What to work on: Quote all lines below exactly. Images stay out.

-------

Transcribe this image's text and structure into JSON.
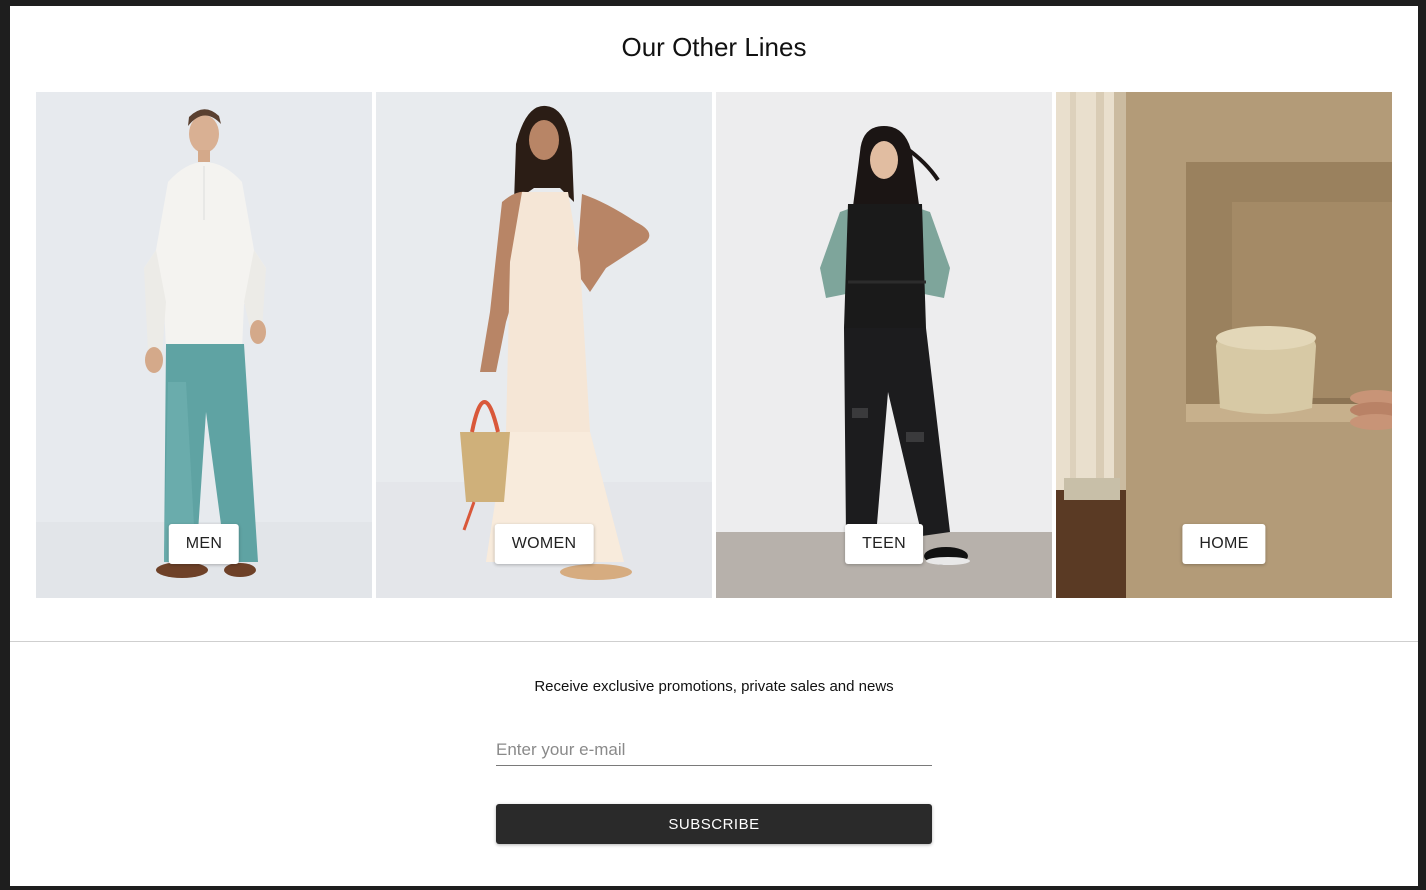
{
  "section": {
    "title": "Our Other Lines"
  },
  "lines": [
    {
      "label": "MEN",
      "image": "man-model-photo"
    },
    {
      "label": "WOMEN",
      "image": "woman-model-photo"
    },
    {
      "label": "TEEN",
      "image": "teen-model-photo"
    },
    {
      "label": "HOME",
      "image": "home-decor-photo"
    }
  ],
  "newsletter": {
    "text": "Receive exclusive promotions, private sales and news",
    "placeholder": "Enter your e-mail",
    "value": "",
    "button_label": "SUBSCRIBE"
  },
  "colors": {
    "page_bg": "#ffffff",
    "frame_bg": "#1e1e1e",
    "button_dark": "#2a2a2a"
  }
}
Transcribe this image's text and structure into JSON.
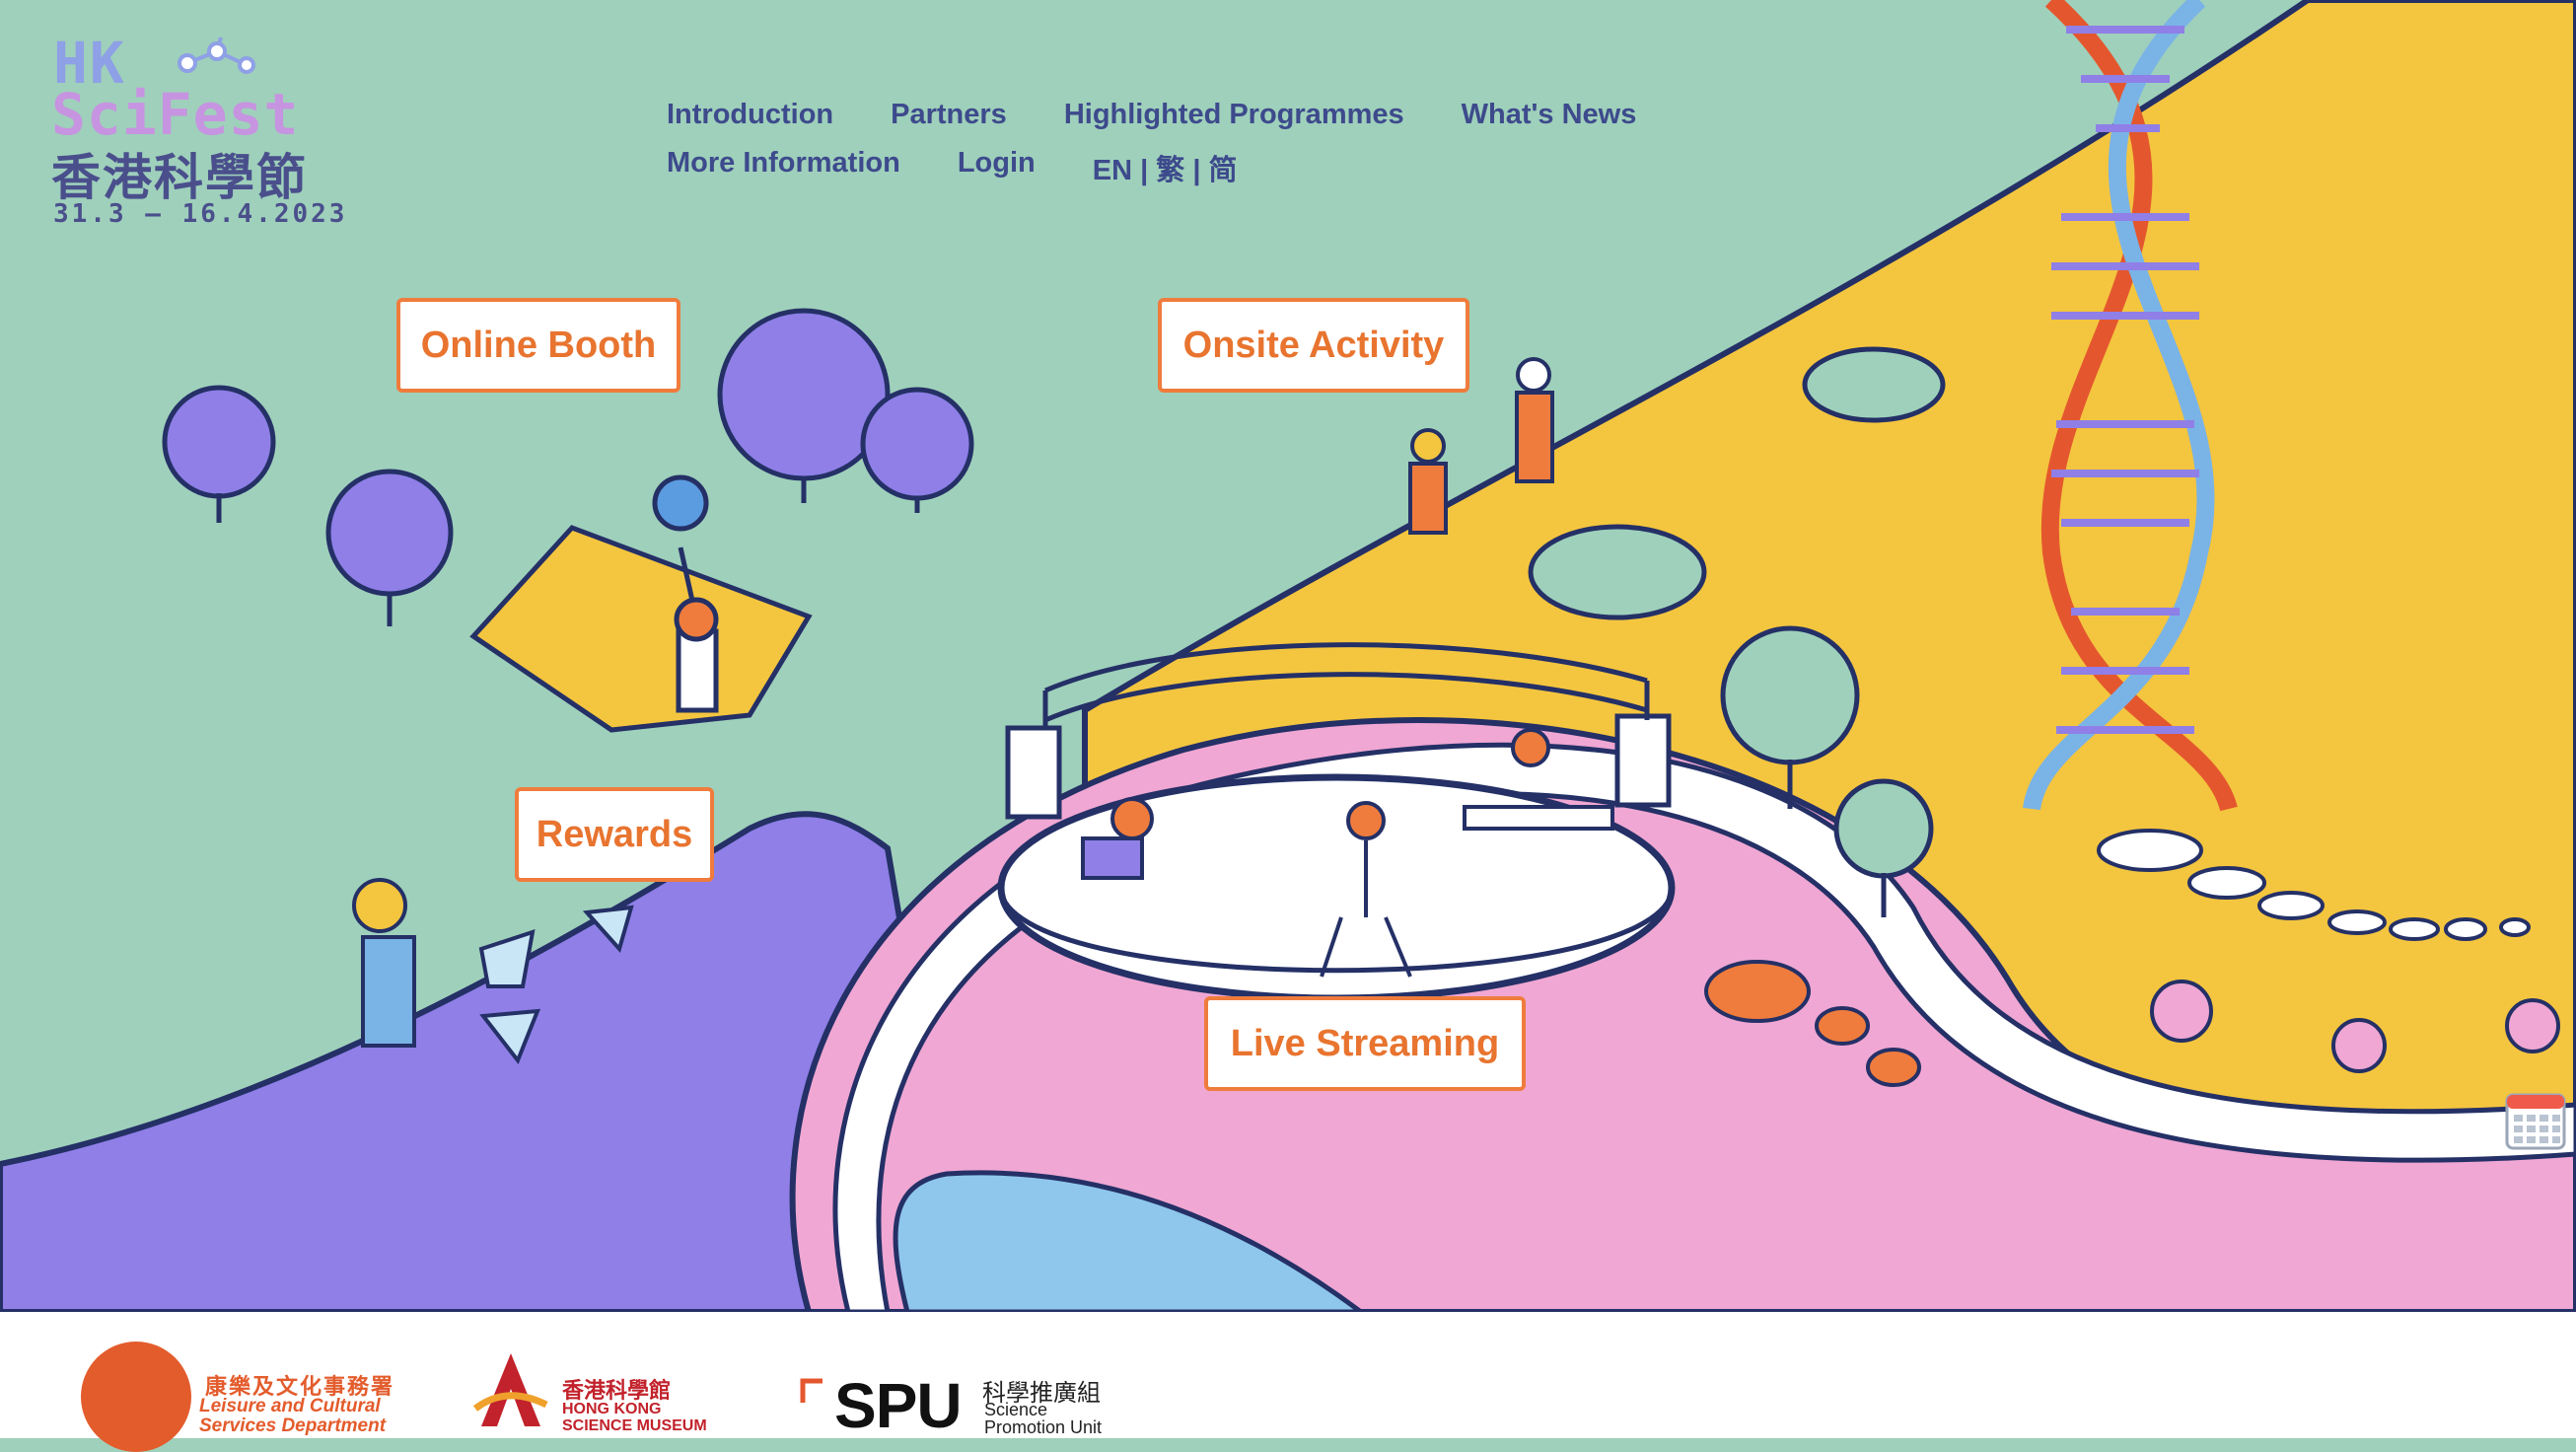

-------

The output:
Transcribe this image's text and structure into JSON.
{
  "section": {
    "title": "Our Other Lines"
  },
  "lines": [
    {
      "label": "MEN",
      "image": "man-model-photo"
    },
    {
      "label": "WOMEN",
      "image": "woman-model-photo"
    },
    {
      "label": "TEEN",
      "image": "teen-model-photo"
    },
    {
      "label": "HOME",
      "image": "home-decor-photo"
    }
  ],
  "newsletter": {
    "text": "Receive exclusive promotions, private sales and news",
    "placeholder": "Enter your e-mail",
    "value": "",
    "button_label": "SUBSCRIBE"
  },
  "colors": {
    "page_bg": "#ffffff",
    "frame_bg": "#1e1e1e",
    "button_dark": "#2a2a2a"
  }
}
Transcribe this image's text and structure into JSON.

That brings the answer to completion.